Recorded information.
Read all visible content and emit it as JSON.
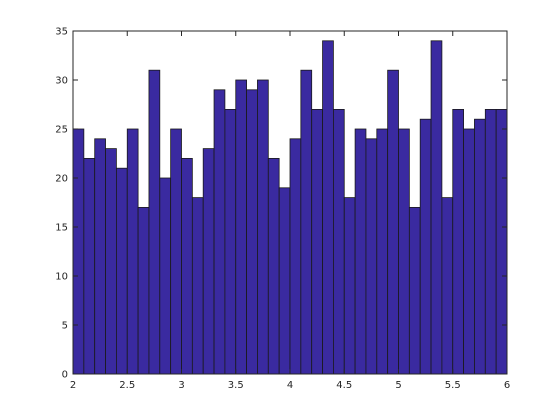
{
  "chart_data": {
    "type": "bar",
    "title": "",
    "xlabel": "",
    "ylabel": "",
    "xlim": [
      2,
      6
    ],
    "ylim": [
      0,
      35
    ],
    "grid": false,
    "bin_edges": [
      2,
      2.1,
      2.2,
      2.3,
      2.4,
      2.5,
      2.6,
      2.7,
      2.8,
      2.9,
      3,
      3.1,
      3.2,
      3.3,
      3.4,
      3.5,
      3.6,
      3.7,
      3.8,
      3.9,
      4,
      4.1,
      4.2,
      4.3,
      4.4,
      4.5,
      4.6,
      4.7,
      4.8,
      4.9,
      5,
      5.1,
      5.2,
      5.3,
      5.4,
      5.5,
      5.6,
      5.7,
      5.8,
      5.9,
      6
    ],
    "values": [
      25,
      22,
      24,
      23,
      21,
      25,
      17,
      31,
      20,
      25,
      22,
      18,
      23,
      29,
      27,
      30,
      29,
      30,
      22,
      19,
      24,
      31,
      27,
      34,
      27,
      18,
      25,
      24,
      25,
      31,
      25,
      17,
      26,
      34,
      18,
      27,
      25,
      26,
      27,
      27
    ],
    "xticks": [
      2,
      2.5,
      3,
      3.5,
      4,
      4.5,
      5,
      5.5,
      6
    ],
    "xtick_labels": [
      "2",
      "2.5",
      "3",
      "3.5",
      "4",
      "4.5",
      "5",
      "5.5",
      "6"
    ],
    "yticks": [
      0,
      5,
      10,
      15,
      20,
      25,
      30,
      35
    ],
    "ytick_labels": [
      "0",
      "5",
      "10",
      "15",
      "20",
      "25",
      "30",
      "35"
    ],
    "colors": {
      "bar_fill": "#3a2aa0",
      "bar_edge": "#1a1a1a",
      "axes": "#262626"
    }
  }
}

Task prompt. Omit the pictures and output all of the other material exactly.

Right answer.
Read all visible content and emit it as JSON.
{
  "chart_data": {
    "type": "bar",
    "title": "",
    "xlabel": "",
    "ylabel": "",
    "xlim": [
      2,
      6
    ],
    "ylim": [
      0,
      35
    ],
    "grid": false,
    "bin_edges": [
      2,
      2.1,
      2.2,
      2.3,
      2.4,
      2.5,
      2.6,
      2.7,
      2.8,
      2.9,
      3,
      3.1,
      3.2,
      3.3,
      3.4,
      3.5,
      3.6,
      3.7,
      3.8,
      3.9,
      4,
      4.1,
      4.2,
      4.3,
      4.4,
      4.5,
      4.6,
      4.7,
      4.8,
      4.9,
      5,
      5.1,
      5.2,
      5.3,
      5.4,
      5.5,
      5.6,
      5.7,
      5.8,
      5.9,
      6
    ],
    "values": [
      25,
      22,
      24,
      23,
      21,
      25,
      17,
      31,
      20,
      25,
      22,
      18,
      23,
      29,
      27,
      30,
      29,
      30,
      22,
      19,
      24,
      31,
      27,
      34,
      27,
      18,
      25,
      24,
      25,
      31,
      25,
      17,
      26,
      34,
      18,
      27,
      25,
      26,
      27,
      27
    ],
    "xticks": [
      2,
      2.5,
      3,
      3.5,
      4,
      4.5,
      5,
      5.5,
      6
    ],
    "xtick_labels": [
      "2",
      "2.5",
      "3",
      "3.5",
      "4",
      "4.5",
      "5",
      "5.5",
      "6"
    ],
    "yticks": [
      0,
      5,
      10,
      15,
      20,
      25,
      30,
      35
    ],
    "ytick_labels": [
      "0",
      "5",
      "10",
      "15",
      "20",
      "25",
      "30",
      "35"
    ],
    "colors": {
      "bar_fill": "#3a2aa0",
      "bar_edge": "#1a1a1a",
      "axes": "#262626"
    }
  }
}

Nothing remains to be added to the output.